Start of RECORD EXCERPTS

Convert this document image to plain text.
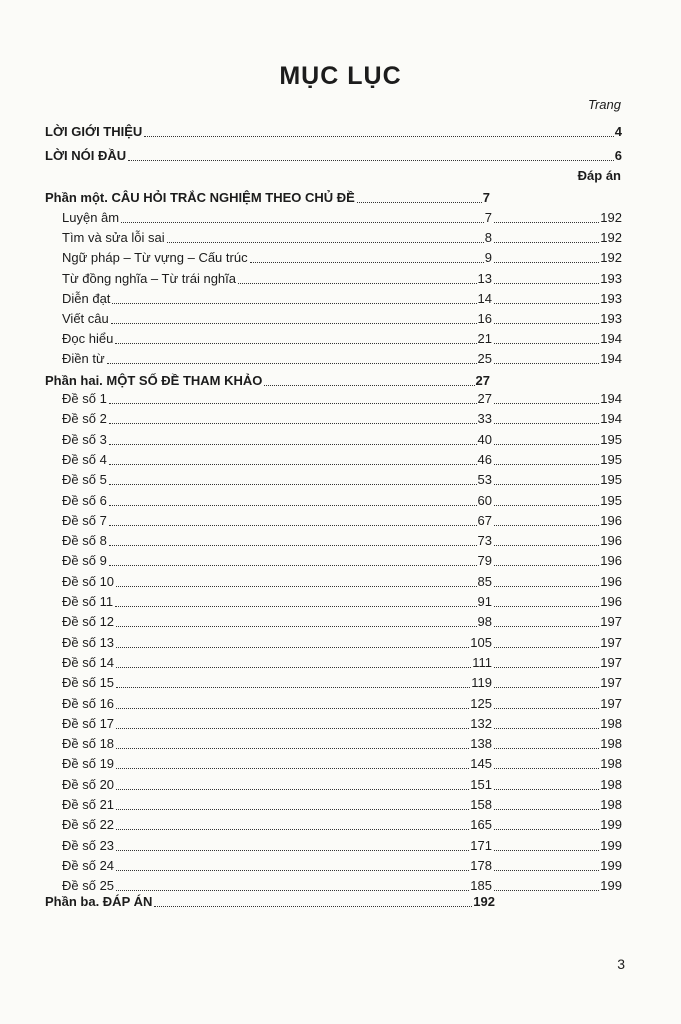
MỤC LỤC
Trang
Đáp án
LỜI GIỚI THIỆU	4
LỜI NÓI ĐẦU	6
Phần một. CÂU HỎI TRẮC NGHIỆM THEO CHỦ ĐỀ	7
Luyện âm	7	192
Tìm và sửa lỗi sai	8	192
Ngữ pháp – Từ vựng – Cấu trúc	9	192
Từ đồng nghĩa – Từ trái nghĩa	13	193
Diễn đạt	14	193
Viết câu	16	193
Đọc hiểu	21	194
Điền từ	25	194
Phần hai. MỘT SỐ ĐỀ THAM KHẢO	27
Đề số 1	27	194
Đề số 2	33	194
Đề số 3	40	195
Đề số 4	46	195
Đề số 5	53	195
Đề số 6	60	195
Đề số 7	67	196
Đề số 8	73	196
Đề số 9	79	196
Đề số 10	85	196
Đề số 11	91	196
Đề số 12	98	197
Đề số 13	105	197
Đề số 14	111	197
Đề số 15	119	197
Đề số 16	125	197
Đề số 17	132	198
Đề số 18	138	198
Đề số 19	145	198
Đề số 20	151	198
Đề số 21	158	198
Đề số 22	165	199
Đề số 23	171	199
Đề số 24	178	199
Đề số 25	185	199
Phần ba. ĐÁP ÁN	192
3
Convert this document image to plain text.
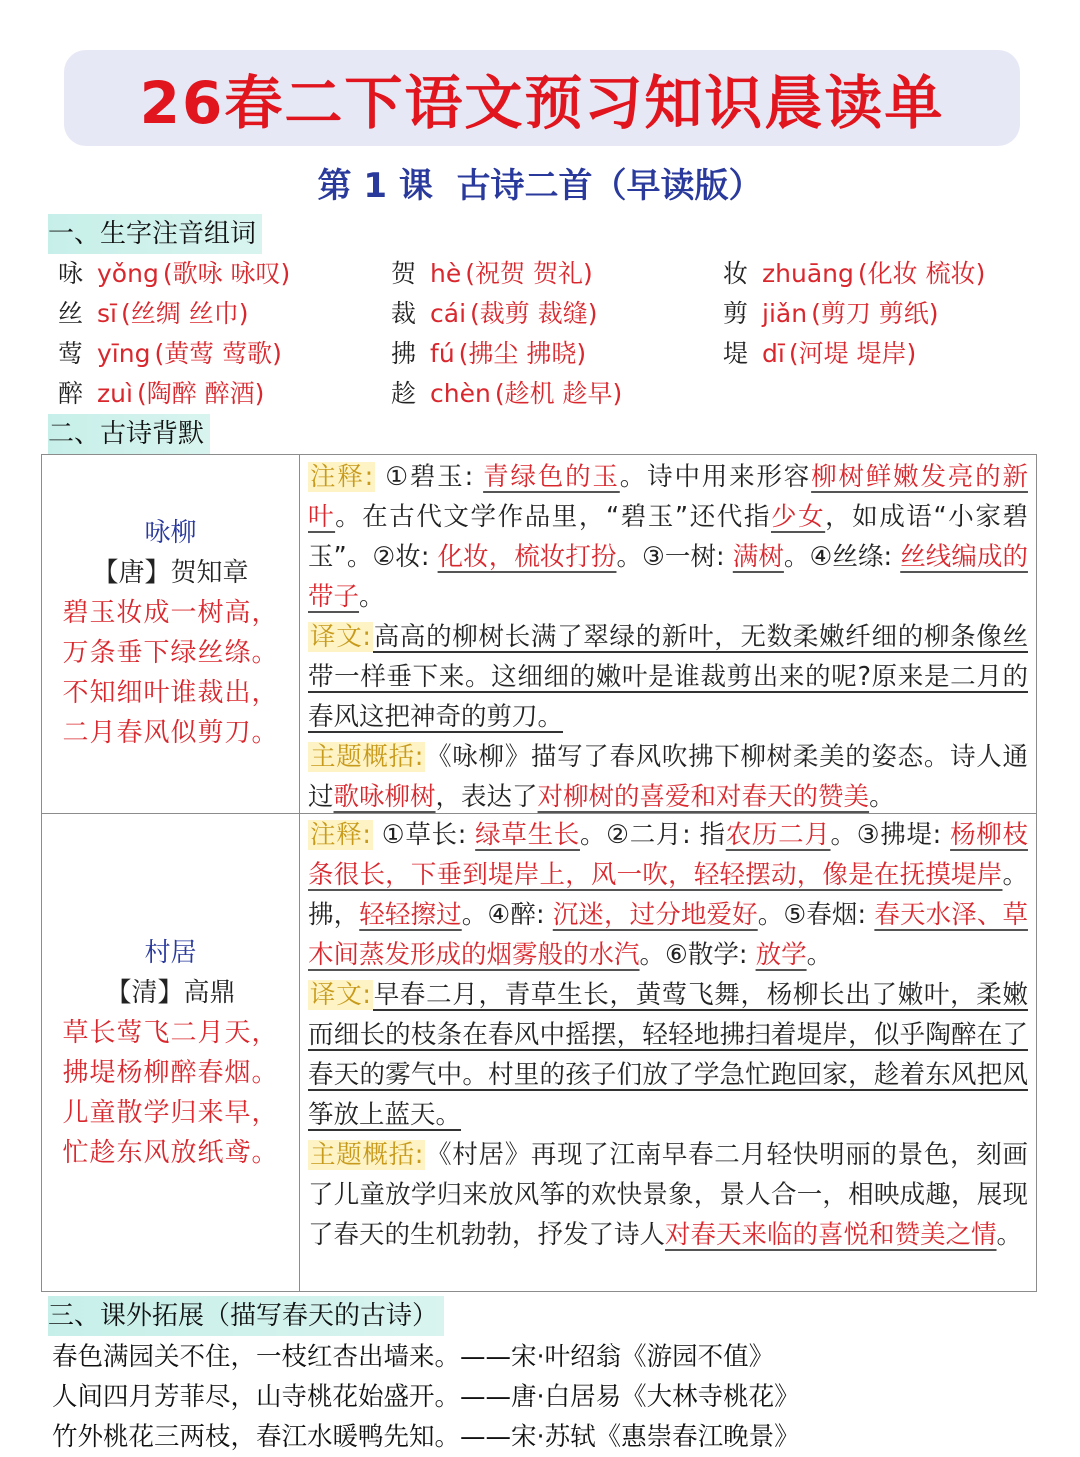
26春二下语文预习知识晨读单
第 1 课  古诗二首（早读版）
一、生字注音组词
咏 yǒng (歌咏 咏叹)	贺 hè (祝贺 贺礼)	妆 zhuāng (化妆 梳妆)
丝 sī (丝绸 丝巾)	裁 cái (裁剪 裁缝)	剪 jiǎn (剪刀 剪纸)
莺 yīng (黄莺 莺歌)	拂 fú (拂尘 拂晓)	堤 dī (河堤 堤岸)
醉 zuì (陶醉 醉酒)	趁 chèn (趁机 趁早)
二、古诗背默
咏柳
【唐】贺知章
碧玉妆成一树高，
万条垂下绿丝绦。
不知细叶谁裁出，
二月春风似剪刀。
注释: ①碧玉: 青绿色的玉。诗中用来形容柳树鲜嫩发亮的新叶。在古代文学作品里，“碧玉”还代指少女，如成语“小家碧玉”。②妆: 化妆，梳妆打扮。③一树: 满树。④丝绦: 丝线编成的带子。
译文:高高的柳树长满了翠绿的新叶，无数柔嫩纤细的柳条像丝带一样垂下来。这细细的嫩叶是谁裁剪出来的呢?原来是二月的春风这把神奇的剪刀。
主题概括:《咏柳》描写了春风吹拂下柳树柔美的姿态。诗人通过歌咏柳树，表达了对柳树的喜爱和对春天的赞美。
村居
【清】高鼎
草长莺飞二月天，
拂堤杨柳醉春烟。
儿童散学归来早，
忙趁东风放纸鸢。
注释: ①草长: 绿草生长。②二月: 指农历二月。③拂堤: 杨柳枝条很长，下垂到堤岸上，风一吹，轻轻摆动，像是在抚摸堤岸。拂，轻轻擦过。④醉: 沉迷，过分地爱好。⑤春烟: 春天水泽、草木间蒸发形成的烟雾般的水汽。⑥散学: 放学。
译文:早春二月，青草生长，黄莺飞舞，杨柳长出了嫩叶，柔嫩而细长的枝条在春风中摇摆，轻轻地拂扫着堤岸，似乎陶醉在了春天的雾气中。村里的孩子们放了学急忙跑回家，趁着东风把风筝放上蓝天。
主题概括:《村居》再现了江南早春二月轻快明丽的景色，刻画了儿童放学归来放风筝的欢快景象，景人合一，相映成趣，展现了春天的生机勃勃，抒发了诗人对春天来临的喜悦和赞美之情。
三、课外拓展（描写春天的古诗）
春色满园关不住，一枝红杏出墙来。——宋·叶绍翁《游园不值》
人间四月芳菲尽，山寺桃花始盛开。——唐·白居易《大林寺桃花》
竹外桃花三两枝，春江水暖鸭先知。——宋·苏轼《惠崇春江晚景》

End of RECORD EXCERPTS

**TASK OBJECTIVE**: Quote the material exactly. Pictures stay out.

**SOLUTION FOR THIS PROBLEM**:
Convert this document image to plain text.
MỤC LỤC
Trang
Đáp án
LỜI GIỚI THIỆU	4
LỜI NÓI ĐẦU	6
Phần một. CÂU HỎI TRẮC NGHIỆM THEO CHỦ ĐỀ	7
Luyện âm	7	192
Tìm và sửa lỗi sai	8	192
Ngữ pháp – Từ vựng – Cấu trúc	9	192
Từ đồng nghĩa – Từ trái nghĩa	13	193
Diễn đạt	14	193
Viết câu	16	193
Đọc hiểu	21	194
Điền từ	25	194
Phần hai. MỘT SỐ ĐỀ THAM KHẢO	27
Đề số 1	27	194
Đề số 2	33	194
Đề số 3	40	195
Đề số 4	46	195
Đề số 5	53	195
Đề số 6	60	195
Đề số 7	67	196
Đề số 8	73	196
Đề số 9	79	196
Đề số 10	85	196
Đề số 11	91	196
Đề số 12	98	197
Đề số 13	105	197
Đề số 14	111	197
Đề số 15	119	197
Đề số 16	125	197
Đề số 17	132	198
Đề số 18	138	198
Đề số 19	145	198
Đề số 20	151	198
Đề số 21	158	198
Đề số 22	165	199
Đề số 23	171	199
Đề số 24	178	199
Đề số 25	185	199
Phần ba. ĐÁP ÁN	192
3
Convert this document image to plain text.
26春二下语文预习知识晨读单
第 1 课  古诗二首（早读版）
一、生字注音组词
咏 yǒng (歌咏 咏叹)	贺 hè (祝贺 贺礼)	妆 zhuāng (化妆 梳妆)
丝 sī (丝绸 丝巾)	裁 cái (裁剪 裁缝)	剪 jiǎn (剪刀 剪纸)
莺 yīng (黄莺 莺歌)	拂 fú (拂尘 拂晓)	堤 dī (河堤 堤岸)
醉 zuì (陶醉 醉酒)	趁 chèn (趁机 趁早)
二、古诗背默
咏柳
【唐】贺知章
碧玉妆成一树高，
万条垂下绿丝绦。
不知细叶谁裁出，
二月春风似剪刀。
注释: ①碧玉: 青绿色的玉。诗中用来形容柳树鲜嫩发亮的新叶。在古代文学作品里，“碧玉”还代指少女，如成语“小家碧玉”。②妆: 化妆，梳妆打扮。③一树: 满树。④丝绦: 丝线编成的带子。
译文:高高的柳树长满了翠绿的新叶，无数柔嫩纤细的柳条像丝带一样垂下来。这细细的嫩叶是谁裁剪出来的呢?原来是二月的春风这把神奇的剪刀。
主题概括:《咏柳》描写了春风吹拂下柳树柔美的姿态。诗人通过歌咏柳树，表达了对柳树的喜爱和对春天的赞美。
村居
【清】高鼎
草长莺飞二月天，
拂堤杨柳醉春烟。
儿童散学归来早，
忙趁东风放纸鸢。
注释: ①草长: 绿草生长。②二月: 指农历二月。③拂堤: 杨柳枝条很长，下垂到堤岸上，风一吹，轻轻摆动，像是在抚摸堤岸。拂，轻轻擦过。④醉: 沉迷，过分地爱好。⑤春烟: 春天水泽、草木间蒸发形成的烟雾般的水汽。⑥散学: 放学。
译文:早春二月，青草生长，黄莺飞舞，杨柳长出了嫩叶，柔嫩而细长的枝条在春风中摇摆，轻轻地拂扫着堤岸，似乎陶醉在了春天的雾气中。村里的孩子们放了学急忙跑回家，趁着东风把风筝放上蓝天。
主题概括:《村居》再现了江南早春二月轻快明丽的景色，刻画了儿童放学归来放风筝的欢快景象，景人合一，相映成趣，展现了春天的生机勃勃，抒发了诗人对春天来临的喜悦和赞美之情。
三、课外拓展（描写春天的古诗）
春色满园关不住，一枝红杏出墙来。——宋·叶绍翁《游园不值》
人间四月芳菲尽，山寺桃花始盛开。——唐·白居易《大林寺桃花》
竹外桃花三两枝，春江水暖鸭先知。——宋·苏轼《惠崇春江晚景》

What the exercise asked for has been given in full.